## Supplied data:

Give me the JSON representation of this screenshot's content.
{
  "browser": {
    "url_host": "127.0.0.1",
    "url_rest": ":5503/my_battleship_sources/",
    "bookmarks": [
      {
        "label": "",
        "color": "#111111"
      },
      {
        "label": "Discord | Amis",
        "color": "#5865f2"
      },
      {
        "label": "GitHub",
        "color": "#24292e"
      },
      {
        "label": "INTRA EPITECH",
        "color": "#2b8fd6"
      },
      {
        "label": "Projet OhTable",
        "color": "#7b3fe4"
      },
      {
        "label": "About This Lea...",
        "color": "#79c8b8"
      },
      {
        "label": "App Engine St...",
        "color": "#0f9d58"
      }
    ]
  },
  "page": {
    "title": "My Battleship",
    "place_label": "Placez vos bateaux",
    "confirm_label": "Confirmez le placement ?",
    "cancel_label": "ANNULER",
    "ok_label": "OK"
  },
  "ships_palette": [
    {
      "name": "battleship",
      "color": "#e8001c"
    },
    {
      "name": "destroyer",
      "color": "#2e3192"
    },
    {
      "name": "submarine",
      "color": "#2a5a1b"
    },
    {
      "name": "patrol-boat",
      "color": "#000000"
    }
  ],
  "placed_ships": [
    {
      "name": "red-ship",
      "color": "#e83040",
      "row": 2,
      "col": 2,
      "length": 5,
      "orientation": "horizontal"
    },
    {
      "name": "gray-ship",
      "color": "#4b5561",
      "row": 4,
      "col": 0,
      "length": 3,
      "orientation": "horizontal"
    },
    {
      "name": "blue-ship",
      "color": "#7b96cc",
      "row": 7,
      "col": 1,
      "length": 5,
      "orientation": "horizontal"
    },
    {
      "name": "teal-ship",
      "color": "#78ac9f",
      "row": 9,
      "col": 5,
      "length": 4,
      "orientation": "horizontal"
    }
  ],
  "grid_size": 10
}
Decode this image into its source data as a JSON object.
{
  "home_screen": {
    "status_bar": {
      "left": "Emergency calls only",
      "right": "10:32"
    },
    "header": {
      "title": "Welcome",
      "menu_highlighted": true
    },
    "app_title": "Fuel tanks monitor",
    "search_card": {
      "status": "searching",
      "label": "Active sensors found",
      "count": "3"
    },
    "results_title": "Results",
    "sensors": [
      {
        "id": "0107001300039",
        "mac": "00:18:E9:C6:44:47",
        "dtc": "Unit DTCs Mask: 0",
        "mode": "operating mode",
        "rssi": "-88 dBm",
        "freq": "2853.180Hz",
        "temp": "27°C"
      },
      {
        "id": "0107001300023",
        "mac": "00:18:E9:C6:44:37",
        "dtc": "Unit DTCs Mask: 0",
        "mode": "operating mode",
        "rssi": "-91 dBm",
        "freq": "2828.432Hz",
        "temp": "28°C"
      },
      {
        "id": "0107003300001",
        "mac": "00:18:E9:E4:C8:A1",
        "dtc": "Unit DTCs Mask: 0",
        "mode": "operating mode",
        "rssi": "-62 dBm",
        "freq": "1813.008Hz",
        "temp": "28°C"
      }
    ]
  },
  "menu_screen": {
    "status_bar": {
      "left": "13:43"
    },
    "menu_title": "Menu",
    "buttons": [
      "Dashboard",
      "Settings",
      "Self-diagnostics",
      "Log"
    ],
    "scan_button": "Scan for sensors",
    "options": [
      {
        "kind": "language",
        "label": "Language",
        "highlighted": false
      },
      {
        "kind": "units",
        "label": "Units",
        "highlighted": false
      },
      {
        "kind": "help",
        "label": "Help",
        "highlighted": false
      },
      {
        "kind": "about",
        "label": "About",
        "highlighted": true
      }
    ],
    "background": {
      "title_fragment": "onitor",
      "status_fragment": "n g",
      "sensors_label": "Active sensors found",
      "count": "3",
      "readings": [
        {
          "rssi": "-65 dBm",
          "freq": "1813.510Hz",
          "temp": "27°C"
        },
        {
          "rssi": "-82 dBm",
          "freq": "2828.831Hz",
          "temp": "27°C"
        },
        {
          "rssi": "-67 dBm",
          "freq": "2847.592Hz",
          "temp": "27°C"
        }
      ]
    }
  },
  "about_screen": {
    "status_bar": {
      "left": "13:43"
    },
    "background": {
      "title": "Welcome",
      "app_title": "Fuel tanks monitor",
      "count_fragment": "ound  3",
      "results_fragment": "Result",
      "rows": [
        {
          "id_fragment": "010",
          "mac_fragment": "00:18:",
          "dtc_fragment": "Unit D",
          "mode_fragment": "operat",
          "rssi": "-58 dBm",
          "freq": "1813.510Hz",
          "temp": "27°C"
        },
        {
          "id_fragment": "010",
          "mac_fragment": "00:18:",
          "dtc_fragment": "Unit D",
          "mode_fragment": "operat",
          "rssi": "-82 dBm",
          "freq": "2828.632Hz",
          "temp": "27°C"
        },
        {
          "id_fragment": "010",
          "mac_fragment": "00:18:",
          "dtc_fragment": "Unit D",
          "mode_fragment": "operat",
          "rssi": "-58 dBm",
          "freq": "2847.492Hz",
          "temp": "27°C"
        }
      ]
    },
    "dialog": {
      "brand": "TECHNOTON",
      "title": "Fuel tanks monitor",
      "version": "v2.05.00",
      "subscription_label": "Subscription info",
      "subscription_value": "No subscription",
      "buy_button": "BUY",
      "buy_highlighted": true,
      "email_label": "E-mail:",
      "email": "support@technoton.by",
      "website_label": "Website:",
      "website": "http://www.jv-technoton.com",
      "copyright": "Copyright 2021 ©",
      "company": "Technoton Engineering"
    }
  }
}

## Exercise description:
Give every line of the material again, exactly as it reads.

## The result:
Give me the JSON representation of this screenshot's content.
{
  "browser": {
    "url_host": "127.0.0.1",
    "url_rest": ":5503/my_battleship_sources/",
    "bookmarks": [
      {
        "label": "",
        "color": "#111111"
      },
      {
        "label": "Discord | Amis",
        "color": "#5865f2"
      },
      {
        "label": "GitHub",
        "color": "#24292e"
      },
      {
        "label": "INTRA EPITECH",
        "color": "#2b8fd6"
      },
      {
        "label": "Projet OhTable",
        "color": "#7b3fe4"
      },
      {
        "label": "About This Lea...",
        "color": "#79c8b8"
      },
      {
        "label": "App Engine St...",
        "color": "#0f9d58"
      }
    ]
  },
  "page": {
    "title": "My Battleship",
    "place_label": "Placez vos bateaux",
    "confirm_label": "Confirmez le placement ?",
    "cancel_label": "ANNULER",
    "ok_label": "OK"
  },
  "ships_palette": [
    {
      "name": "battleship",
      "color": "#e8001c"
    },
    {
      "name": "destroyer",
      "color": "#2e3192"
    },
    {
      "name": "submarine",
      "color": "#2a5a1b"
    },
    {
      "name": "patrol-boat",
      "color": "#000000"
    }
  ],
  "placed_ships": [
    {
      "name": "red-ship",
      "color": "#e83040",
      "row": 2,
      "col": 2,
      "length": 5,
      "orientation": "horizontal"
    },
    {
      "name": "gray-ship",
      "color": "#4b5561",
      "row": 4,
      "col": 0,
      "length": 3,
      "orientation": "horizontal"
    },
    {
      "name": "blue-ship",
      "color": "#7b96cc",
      "row": 7,
      "col": 1,
      "length": 5,
      "orientation": "horizontal"
    },
    {
      "name": "teal-ship",
      "color": "#78ac9f",
      "row": 9,
      "col": 5,
      "length": 4,
      "orientation": "horizontal"
    }
  ],
  "grid_size": 10
}
Decode this image into its source data as a JSON object.
{
  "home_screen": {
    "status_bar": {
      "left": "Emergency calls only",
      "right": "10:32"
    },
    "header": {
      "title": "Welcome",
      "menu_highlighted": true
    },
    "app_title": "Fuel tanks monitor",
    "search_card": {
      "status": "searching",
      "label": "Active sensors found",
      "count": "3"
    },
    "results_title": "Results",
    "sensors": [
      {
        "id": "0107001300039",
        "mac": "00:18:E9:C6:44:47",
        "dtc": "Unit DTCs Mask: 0",
        "mode": "operating mode",
        "rssi": "-88 dBm",
        "freq": "2853.180Hz",
        "temp": "27°C"
      },
      {
        "id": "0107001300023",
        "mac": "00:18:E9:C6:44:37",
        "dtc": "Unit DTCs Mask: 0",
        "mode": "operating mode",
        "rssi": "-91 dBm",
        "freq": "2828.432Hz",
        "temp": "28°C"
      },
      {
        "id": "0107003300001",
        "mac": "00:18:E9:E4:C8:A1",
        "dtc": "Unit DTCs Mask: 0",
        "mode": "operating mode",
        "rssi": "-62 dBm",
        "freq": "1813.008Hz",
        "temp": "28°C"
      }
    ]
  },
  "menu_screen": {
    "status_bar": {
      "left": "13:43"
    },
    "menu_title": "Menu",
    "buttons": [
      "Dashboard",
      "Settings",
      "Self-diagnostics",
      "Log"
    ],
    "scan_button": "Scan for sensors",
    "options": [
      {
        "kind": "language",
        "label": "Language",
        "highlighted": false
      },
      {
        "kind": "units",
        "label": "Units",
        "highlighted": false
      },
      {
        "kind": "help",
        "label": "Help",
        "highlighted": false
      },
      {
        "kind": "about",
        "label": "About",
        "highlighted": true
      }
    ],
    "background": {
      "title_fragment": "onitor",
      "status_fragment": "n g",
      "sensors_label": "Active sensors found",
      "count": "3",
      "readings": [
        {
          "rssi": "-65 dBm",
          "freq": "1813.510Hz",
          "temp": "27°C"
        },
        {
          "rssi": "-82 dBm",
          "freq": "2828.831Hz",
          "temp": "27°C"
        },
        {
          "rssi": "-67 dBm",
          "freq": "2847.592Hz",
          "temp": "27°C"
        }
      ]
    }
  },
  "about_screen": {
    "status_bar": {
      "left": "13:43"
    },
    "background": {
      "title": "Welcome",
      "app_title": "Fuel tanks monitor",
      "count_fragment": "ound  3",
      "results_fragment": "Result",
      "rows": [
        {
          "id_fragment": "010",
          "mac_fragment": "00:18:",
          "dtc_fragment": "Unit D",
          "mode_fragment": "operat",
          "rssi": "-58 dBm",
          "freq": "1813.510Hz",
          "temp": "27°C"
        },
        {
          "id_fragment": "010",
          "mac_fragment": "00:18:",
          "dtc_fragment": "Unit D",
          "mode_fragment": "operat",
          "rssi": "-82 dBm",
          "freq": "2828.632Hz",
          "temp": "27°C"
        },
        {
          "id_fragment": "010",
          "mac_fragment": "00:18:",
          "dtc_fragment": "Unit D",
          "mode_fragment": "operat",
          "rssi": "-58 dBm",
          "freq": "2847.492Hz",
          "temp": "27°C"
        }
      ]
    },
    "dialog": {
      "brand": "TECHNOTON",
      "title": "Fuel tanks monitor",
      "version": "v2.05.00",
      "subscription_label": "Subscription info",
      "subscription_value": "No subscription",
      "buy_button": "BUY",
      "buy_highlighted": true,
      "email_label": "E-mail:",
      "email": "support@technoton.by",
      "website_label": "Website:",
      "website": "http://www.jv-technoton.com",
      "copyright": "Copyright 2021 ©",
      "company": "Technoton Engineering"
    }
  }
}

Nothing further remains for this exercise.